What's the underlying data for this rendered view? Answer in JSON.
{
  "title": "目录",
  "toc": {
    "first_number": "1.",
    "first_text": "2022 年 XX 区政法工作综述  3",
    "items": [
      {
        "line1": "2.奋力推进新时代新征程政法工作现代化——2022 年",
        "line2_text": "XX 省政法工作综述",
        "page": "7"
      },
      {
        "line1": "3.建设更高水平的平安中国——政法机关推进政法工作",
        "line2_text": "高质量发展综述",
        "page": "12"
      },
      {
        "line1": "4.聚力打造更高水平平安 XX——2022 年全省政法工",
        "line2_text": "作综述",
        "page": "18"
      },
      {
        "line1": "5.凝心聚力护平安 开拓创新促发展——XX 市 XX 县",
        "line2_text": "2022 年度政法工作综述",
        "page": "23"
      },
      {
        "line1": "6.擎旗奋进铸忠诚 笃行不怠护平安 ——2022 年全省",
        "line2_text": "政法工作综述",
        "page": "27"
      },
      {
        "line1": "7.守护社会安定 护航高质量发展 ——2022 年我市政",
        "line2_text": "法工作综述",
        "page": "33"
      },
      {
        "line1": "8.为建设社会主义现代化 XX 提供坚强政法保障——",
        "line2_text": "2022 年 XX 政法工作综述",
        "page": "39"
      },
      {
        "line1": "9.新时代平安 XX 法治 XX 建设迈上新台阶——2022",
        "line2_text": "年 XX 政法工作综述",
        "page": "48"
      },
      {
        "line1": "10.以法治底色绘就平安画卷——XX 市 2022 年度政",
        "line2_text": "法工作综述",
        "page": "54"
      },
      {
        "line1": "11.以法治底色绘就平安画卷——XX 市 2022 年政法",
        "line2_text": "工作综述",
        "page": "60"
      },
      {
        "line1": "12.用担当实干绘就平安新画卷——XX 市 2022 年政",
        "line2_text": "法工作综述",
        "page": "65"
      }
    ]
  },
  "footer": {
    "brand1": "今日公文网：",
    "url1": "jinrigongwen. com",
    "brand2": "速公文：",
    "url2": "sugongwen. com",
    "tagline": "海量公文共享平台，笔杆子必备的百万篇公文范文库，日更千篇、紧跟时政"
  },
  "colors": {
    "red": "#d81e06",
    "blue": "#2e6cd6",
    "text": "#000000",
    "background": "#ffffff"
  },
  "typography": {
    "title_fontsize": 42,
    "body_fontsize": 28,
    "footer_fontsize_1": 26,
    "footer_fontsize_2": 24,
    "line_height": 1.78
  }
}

[Given request]: Extract all lines from the material above that include the word "page".

[Exercise result]:
        "page": "7"
        "page": "12"
        "page": "18"
        "page": "23"
        "page": "27"
        "page": "33"
        "page": "39"
        "page": "48"
        "page": "54"
        "page": "60"
        "page": "65"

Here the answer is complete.